*Your objective*. What is the number of lines in the entries below that include the word "type"? Provide the number only.

(begin)

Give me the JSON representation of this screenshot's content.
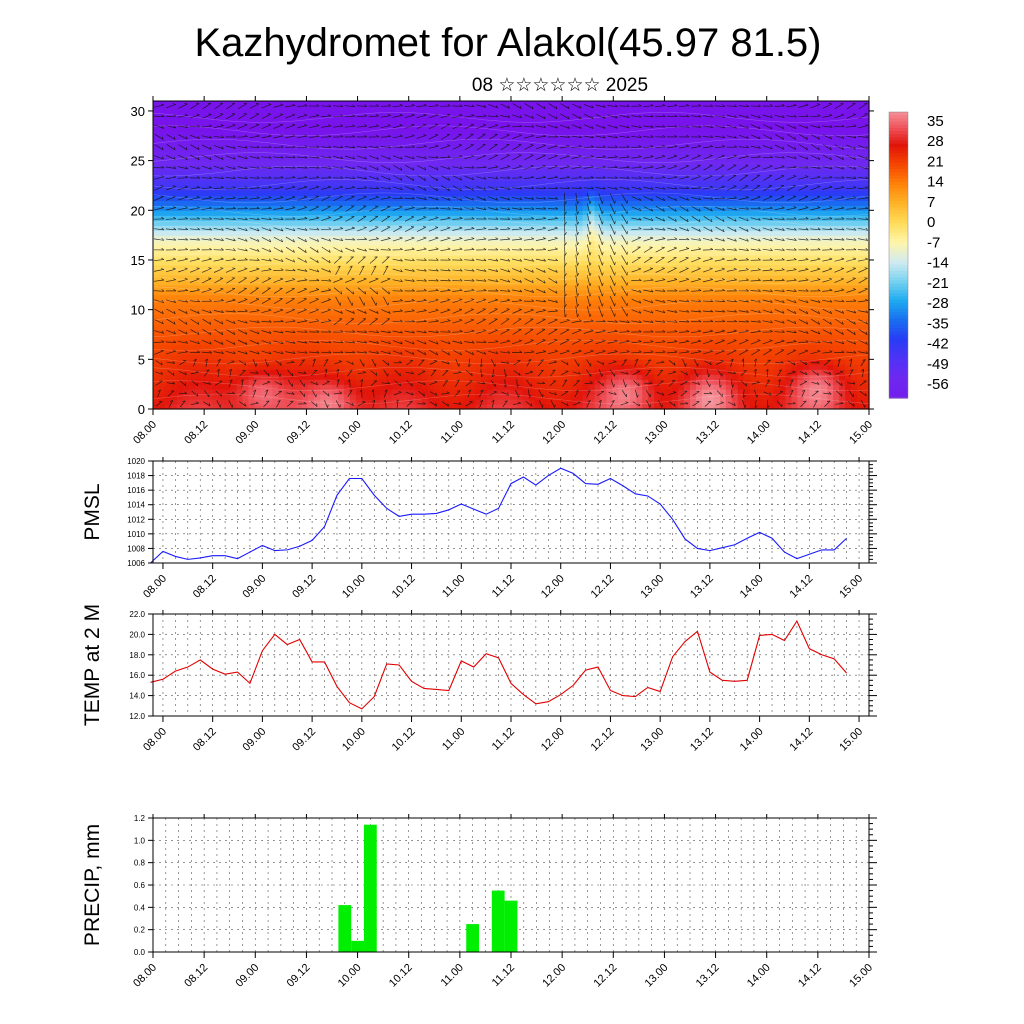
{
  "title": "Kazhydromet for Alakol(45.97 81.5)",
  "subtitle": "08 ☆☆☆☆☆☆ 2025",
  "time_labels": [
    "08.00",
    "08.12",
    "09.00",
    "09.12",
    "10.00",
    "10.12",
    "11.00",
    "11.12",
    "12.00",
    "12.12",
    "13.00",
    "13.12",
    "14.00",
    "14.12",
    "15.00"
  ],
  "colors": {
    "pmsl": "#1a1aff",
    "temp": "#e00000",
    "precip": "#00ee00",
    "grid": "#555555"
  },
  "chart_data": [
    {
      "type": "heatmap",
      "title": "",
      "ylabel": "",
      "ylim": [
        0,
        31
      ],
      "y_ticks": [
        0,
        5,
        10,
        15,
        20,
        25,
        30
      ],
      "x_range": [
        0,
        7
      ],
      "colorbar_labels": [
        "35",
        "28",
        "21",
        "14",
        "7",
        "0",
        "-7",
        "-14",
        "-21",
        "-28",
        "-35",
        "-42",
        "-49",
        "-56"
      ],
      "overlay": "wind-vectors"
    },
    {
      "type": "line",
      "ylabel": "PMSL",
      "ylim": [
        1006,
        1020
      ],
      "y_ticks": [
        "1006",
        "1008",
        "1010",
        "1012",
        "1014",
        "1016",
        "1018",
        "1020"
      ],
      "x_range": [
        -0.1,
        7.1
      ],
      "x": [
        -0.125,
        0,
        0.125,
        0.25,
        0.375,
        0.5,
        0.625,
        0.75,
        0.875,
        1,
        1.125,
        1.25,
        1.375,
        1.5,
        1.625,
        1.75,
        1.875,
        2,
        2.125,
        2.25,
        2.375,
        2.5,
        2.625,
        2.75,
        2.875,
        3,
        3.125,
        3.25,
        3.375,
        3.5,
        3.625,
        3.75,
        3.875,
        4,
        4.125,
        4.25,
        4.375,
        4.5,
        4.625,
        4.75,
        4.875,
        5,
        5.125,
        5.25,
        5.375,
        5.5,
        5.625,
        5.75,
        5.875,
        6,
        6.125,
        6.25,
        6.375,
        6.5,
        6.625,
        6.75,
        6.875
      ],
      "series": [
        {
          "values": [
            1006,
            1007.6,
            1006.9,
            1006.5,
            1006.7,
            1007,
            1007,
            1006.6,
            1007.5,
            1008.4,
            1007.7,
            1007.8,
            1008.3,
            1009.1,
            1011,
            1015.3,
            1017.6,
            1017.6,
            1015.3,
            1013.5,
            1012.4,
            1012.7,
            1012.7,
            1012.8,
            1013.3,
            1014.1,
            1013.4,
            1012.7,
            1013.5,
            1016.9,
            1017.8,
            1016.7,
            1018,
            1019,
            1018.3,
            1016.9,
            1016.8,
            1017.6,
            1016.6,
            1015.5,
            1015.2,
            1014.1,
            1012,
            1009.3,
            1008,
            1007.7,
            1008.1,
            1008.5,
            1009.4,
            1010.2,
            1009.4,
            1007.5,
            1006.6,
            1007.2,
            1007.8,
            1007.8,
            1009.4
          ]
        }
      ]
    },
    {
      "type": "line",
      "ylabel": "TEMP at 2 M",
      "ylim": [
        12,
        22
      ],
      "y_ticks": [
        "12.0",
        "14.0",
        "16.0",
        "18.0",
        "20.0",
        "22.0"
      ],
      "x_range": [
        -0.1,
        7.1
      ],
      "x": [
        -0.125,
        0,
        0.125,
        0.25,
        0.375,
        0.5,
        0.625,
        0.75,
        0.875,
        1,
        1.125,
        1.25,
        1.375,
        1.5,
        1.625,
        1.75,
        1.875,
        2,
        2.125,
        2.25,
        2.375,
        2.5,
        2.625,
        2.75,
        2.875,
        3,
        3.125,
        3.25,
        3.375,
        3.5,
        3.625,
        3.75,
        3.875,
        4,
        4.125,
        4.25,
        4.375,
        4.5,
        4.625,
        4.75,
        4.875,
        5,
        5.125,
        5.25,
        5.375,
        5.5,
        5.625,
        5.75,
        5.875,
        6,
        6.125,
        6.25,
        6.375,
        6.5,
        6.625,
        6.75,
        6.875
      ],
      "series": [
        {
          "values": [
            15.3,
            15.6,
            16.4,
            16.8,
            17.5,
            16.6,
            16.1,
            16.3,
            15.2,
            18.4,
            20,
            19,
            19.5,
            17.3,
            17.3,
            14.9,
            13.3,
            12.7,
            13.9,
            17.1,
            17,
            15.4,
            14.7,
            14.6,
            14.5,
            17.4,
            16.8,
            18.1,
            17.7,
            15.2,
            14.1,
            13.2,
            13.4,
            14.1,
            15,
            16.5,
            16.8,
            14.5,
            14,
            13.9,
            14.8,
            14.4,
            17.8,
            19.3,
            20.3,
            16.3,
            15.5,
            15.4,
            15.5,
            19.9,
            20,
            19.4,
            21.3,
            18.6,
            18,
            17.6,
            16.2
          ]
        }
      ]
    },
    {
      "type": "bar",
      "ylabel": "PRECIP, mm",
      "ylim": [
        0,
        1.2
      ],
      "y_ticks": [
        "0.0",
        "0.2",
        "0.4",
        "0.6",
        "0.8",
        "1.0",
        "1.2"
      ],
      "x_range": [
        0,
        7
      ],
      "bar_width": 0.125,
      "x": [
        1.875,
        2,
        2.125,
        3.125,
        3.375,
        3.5
      ],
      "series": [
        {
          "values": [
            0.42,
            0.1,
            1.14,
            0.25,
            0.55,
            0.46
          ]
        }
      ]
    }
  ]
}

(end)

*Solved exercise*. 4